— START Data to process —
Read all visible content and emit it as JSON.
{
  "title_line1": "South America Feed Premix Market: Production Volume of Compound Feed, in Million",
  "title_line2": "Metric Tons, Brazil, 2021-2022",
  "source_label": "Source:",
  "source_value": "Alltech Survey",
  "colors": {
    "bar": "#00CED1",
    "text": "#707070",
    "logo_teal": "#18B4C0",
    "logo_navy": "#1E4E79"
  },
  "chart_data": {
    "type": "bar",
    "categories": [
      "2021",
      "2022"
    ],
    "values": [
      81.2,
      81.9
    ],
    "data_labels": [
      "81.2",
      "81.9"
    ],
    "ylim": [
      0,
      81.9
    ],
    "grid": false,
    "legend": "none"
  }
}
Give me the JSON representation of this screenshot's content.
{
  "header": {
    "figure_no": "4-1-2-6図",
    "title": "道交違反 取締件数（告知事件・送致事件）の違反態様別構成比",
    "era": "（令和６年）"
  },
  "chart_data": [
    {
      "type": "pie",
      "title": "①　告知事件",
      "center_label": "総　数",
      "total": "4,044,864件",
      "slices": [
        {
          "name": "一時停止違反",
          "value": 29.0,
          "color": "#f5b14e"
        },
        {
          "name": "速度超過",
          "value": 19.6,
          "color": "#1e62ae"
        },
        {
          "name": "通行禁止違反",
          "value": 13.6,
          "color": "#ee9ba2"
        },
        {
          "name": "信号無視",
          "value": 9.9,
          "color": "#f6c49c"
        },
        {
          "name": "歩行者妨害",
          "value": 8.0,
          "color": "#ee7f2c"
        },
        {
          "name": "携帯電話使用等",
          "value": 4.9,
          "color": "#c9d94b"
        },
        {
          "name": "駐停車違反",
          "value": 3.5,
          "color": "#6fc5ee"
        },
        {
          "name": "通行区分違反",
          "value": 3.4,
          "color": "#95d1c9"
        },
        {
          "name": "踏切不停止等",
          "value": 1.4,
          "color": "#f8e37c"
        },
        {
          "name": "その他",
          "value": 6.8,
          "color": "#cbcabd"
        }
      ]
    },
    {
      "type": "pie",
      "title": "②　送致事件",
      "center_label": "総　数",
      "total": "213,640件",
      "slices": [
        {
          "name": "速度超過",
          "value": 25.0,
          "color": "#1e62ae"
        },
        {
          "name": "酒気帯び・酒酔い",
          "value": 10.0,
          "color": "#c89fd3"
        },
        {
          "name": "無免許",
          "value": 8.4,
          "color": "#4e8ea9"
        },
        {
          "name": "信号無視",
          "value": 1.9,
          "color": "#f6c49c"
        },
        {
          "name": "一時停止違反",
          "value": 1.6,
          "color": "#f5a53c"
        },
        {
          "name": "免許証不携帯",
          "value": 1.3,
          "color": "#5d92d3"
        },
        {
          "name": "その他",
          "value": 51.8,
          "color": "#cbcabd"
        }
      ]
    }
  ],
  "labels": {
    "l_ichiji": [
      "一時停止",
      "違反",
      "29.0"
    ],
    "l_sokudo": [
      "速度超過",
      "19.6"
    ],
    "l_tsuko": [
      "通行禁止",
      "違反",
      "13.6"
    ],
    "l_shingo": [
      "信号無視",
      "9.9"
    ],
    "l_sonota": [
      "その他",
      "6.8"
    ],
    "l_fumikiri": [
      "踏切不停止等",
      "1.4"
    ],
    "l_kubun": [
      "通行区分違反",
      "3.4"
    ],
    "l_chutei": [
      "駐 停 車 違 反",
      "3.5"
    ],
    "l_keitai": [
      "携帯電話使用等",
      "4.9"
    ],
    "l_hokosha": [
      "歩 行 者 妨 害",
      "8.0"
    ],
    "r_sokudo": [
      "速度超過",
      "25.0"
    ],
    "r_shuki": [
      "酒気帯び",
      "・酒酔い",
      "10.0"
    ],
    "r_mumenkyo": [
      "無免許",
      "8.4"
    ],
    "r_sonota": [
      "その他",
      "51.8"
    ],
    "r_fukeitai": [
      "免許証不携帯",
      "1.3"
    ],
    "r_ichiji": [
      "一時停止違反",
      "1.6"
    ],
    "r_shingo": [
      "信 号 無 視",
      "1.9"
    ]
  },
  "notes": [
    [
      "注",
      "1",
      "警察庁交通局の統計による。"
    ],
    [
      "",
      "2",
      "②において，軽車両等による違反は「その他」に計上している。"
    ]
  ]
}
— END Data to process —
| Your goal |
Return the full listing, character for character.

| Full answer |
Read all visible content and emit it as JSON.
{
  "title_line1": "South America Feed Premix Market: Production Volume of Compound Feed, in Million",
  "title_line2": "Metric Tons, Brazil, 2021-2022",
  "source_label": "Source:",
  "source_value": "Alltech Survey",
  "colors": {
    "bar": "#00CED1",
    "text": "#707070",
    "logo_teal": "#18B4C0",
    "logo_navy": "#1E4E79"
  },
  "chart_data": {
    "type": "bar",
    "categories": [
      "2021",
      "2022"
    ],
    "values": [
      81.2,
      81.9
    ],
    "data_labels": [
      "81.2",
      "81.9"
    ],
    "ylim": [
      0,
      81.9
    ],
    "grid": false,
    "legend": "none"
  }
}
Give me the JSON representation of this screenshot's content.
{
  "header": {
    "figure_no": "4-1-2-6図",
    "title": "道交違反 取締件数（告知事件・送致事件）の違反態様別構成比",
    "era": "（令和６年）"
  },
  "chart_data": [
    {
      "type": "pie",
      "title": "①　告知事件",
      "center_label": "総　数",
      "total": "4,044,864件",
      "slices": [
        {
          "name": "一時停止違反",
          "value": 29.0,
          "color": "#f5b14e"
        },
        {
          "name": "速度超過",
          "value": 19.6,
          "color": "#1e62ae"
        },
        {
          "name": "通行禁止違反",
          "value": 13.6,
          "color": "#ee9ba2"
        },
        {
          "name": "信号無視",
          "value": 9.9,
          "color": "#f6c49c"
        },
        {
          "name": "歩行者妨害",
          "value": 8.0,
          "color": "#ee7f2c"
        },
        {
          "name": "携帯電話使用等",
          "value": 4.9,
          "color": "#c9d94b"
        },
        {
          "name": "駐停車違反",
          "value": 3.5,
          "color": "#6fc5ee"
        },
        {
          "name": "通行区分違反",
          "value": 3.4,
          "color": "#95d1c9"
        },
        {
          "name": "踏切不停止等",
          "value": 1.4,
          "color": "#f8e37c"
        },
        {
          "name": "その他",
          "value": 6.8,
          "color": "#cbcabd"
        }
      ]
    },
    {
      "type": "pie",
      "title": "②　送致事件",
      "center_label": "総　数",
      "total": "213,640件",
      "slices": [
        {
          "name": "速度超過",
          "value": 25.0,
          "color": "#1e62ae"
        },
        {
          "name": "酒気帯び・酒酔い",
          "value": 10.0,
          "color": "#c89fd3"
        },
        {
          "name": "無免許",
          "value": 8.4,
          "color": "#4e8ea9"
        },
        {
          "name": "信号無視",
          "value": 1.9,
          "color": "#f6c49c"
        },
        {
          "name": "一時停止違反",
          "value": 1.6,
          "color": "#f5a53c"
        },
        {
          "name": "免許証不携帯",
          "value": 1.3,
          "color": "#5d92d3"
        },
        {
          "name": "その他",
          "value": 51.8,
          "color": "#cbcabd"
        }
      ]
    }
  ],
  "labels": {
    "l_ichiji": [
      "一時停止",
      "違反",
      "29.0"
    ],
    "l_sokudo": [
      "速度超過",
      "19.6"
    ],
    "l_tsuko": [
      "通行禁止",
      "違反",
      "13.6"
    ],
    "l_shingo": [
      "信号無視",
      "9.9"
    ],
    "l_sonota": [
      "その他",
      "6.8"
    ],
    "l_fumikiri": [
      "踏切不停止等",
      "1.4"
    ],
    "l_kubun": [
      "通行区分違反",
      "3.4"
    ],
    "l_chutei": [
      "駐 停 車 違 反",
      "3.5"
    ],
    "l_keitai": [
      "携帯電話使用等",
      "4.9"
    ],
    "l_hokosha": [
      "歩 行 者 妨 害",
      "8.0"
    ],
    "r_sokudo": [
      "速度超過",
      "25.0"
    ],
    "r_shuki": [
      "酒気帯び",
      "・酒酔い",
      "10.0"
    ],
    "r_mumenkyo": [
      "無免許",
      "8.4"
    ],
    "r_sonota": [
      "その他",
      "51.8"
    ],
    "r_fukeitai": [
      "免許証不携帯",
      "1.3"
    ],
    "r_ichiji": [
      "一時停止違反",
      "1.6"
    ],
    "r_shingo": [
      "信 号 無 視",
      "1.9"
    ]
  },
  "notes": [
    [
      "注",
      "1",
      "警察庁交通局の統計による。"
    ],
    [
      "",
      "2",
      "②において，軽車両等による違反は「その他」に計上している。"
    ]
  ]
}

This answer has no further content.